Work to be completed: Copy out all the lines in the records that include the word "their".

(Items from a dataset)
***

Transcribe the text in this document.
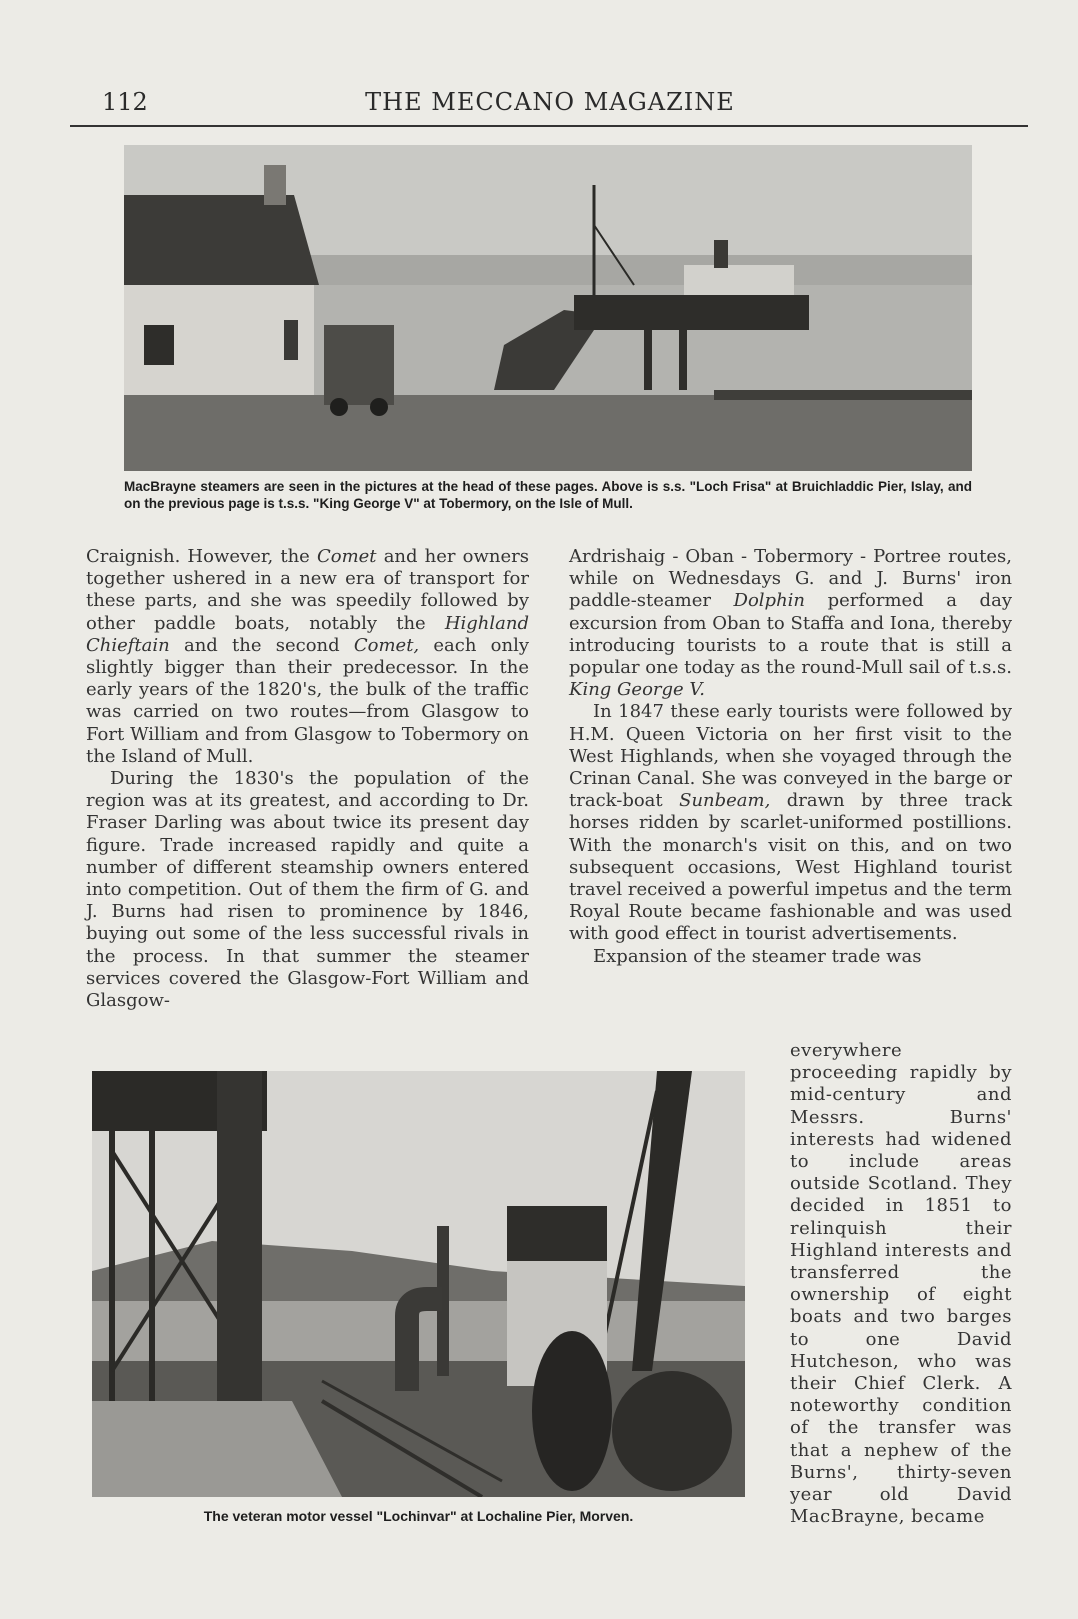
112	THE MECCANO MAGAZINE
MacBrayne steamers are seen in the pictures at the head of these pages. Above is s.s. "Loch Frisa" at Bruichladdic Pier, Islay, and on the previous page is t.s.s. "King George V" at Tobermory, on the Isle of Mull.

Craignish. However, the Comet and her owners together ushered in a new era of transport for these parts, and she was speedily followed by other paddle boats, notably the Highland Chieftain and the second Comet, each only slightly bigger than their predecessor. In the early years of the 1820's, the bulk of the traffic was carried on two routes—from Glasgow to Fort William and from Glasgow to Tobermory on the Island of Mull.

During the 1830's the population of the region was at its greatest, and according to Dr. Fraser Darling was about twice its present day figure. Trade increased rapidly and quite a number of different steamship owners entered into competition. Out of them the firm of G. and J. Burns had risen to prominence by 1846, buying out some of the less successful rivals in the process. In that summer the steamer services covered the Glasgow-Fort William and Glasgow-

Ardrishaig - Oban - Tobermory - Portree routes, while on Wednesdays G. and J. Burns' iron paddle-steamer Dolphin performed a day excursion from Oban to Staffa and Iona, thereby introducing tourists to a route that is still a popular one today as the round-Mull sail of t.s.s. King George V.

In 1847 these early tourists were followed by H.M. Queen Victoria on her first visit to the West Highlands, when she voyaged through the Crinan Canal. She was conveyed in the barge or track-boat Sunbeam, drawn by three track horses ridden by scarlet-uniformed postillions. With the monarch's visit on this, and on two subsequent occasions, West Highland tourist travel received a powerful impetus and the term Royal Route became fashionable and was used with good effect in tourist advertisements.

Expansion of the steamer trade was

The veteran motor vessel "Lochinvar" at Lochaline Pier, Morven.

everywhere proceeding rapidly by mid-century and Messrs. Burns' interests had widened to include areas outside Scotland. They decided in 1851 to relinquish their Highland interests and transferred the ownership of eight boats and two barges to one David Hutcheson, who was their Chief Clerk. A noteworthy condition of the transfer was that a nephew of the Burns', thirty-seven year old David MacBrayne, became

***

Solution:
Craignish. However, the Comet and her owners together ushered in a new era of transport for these parts, and she was speedily followed by other paddle boats, notably the Highland Chieftain and the second Comet, each only slightly bigger than their predecessor. In the early years of the 1820's, the bulk of the traffic was carried on two routes—from Glasgow to Fort William and from Glasgow to Tobermory on the Island of Mull.
everywhere proceeding rapidly by mid-century and Messrs. Burns' interests had widened to include areas outside Scotland. They decided in 1851 to relinquish their Highland interests and transferred the ownership of eight boats and two barges to one David Hutcheson, who was their Chief Clerk. A noteworthy condition of the transfer was that a nephew of the Burns', thirty-seven year old David MacBrayne, became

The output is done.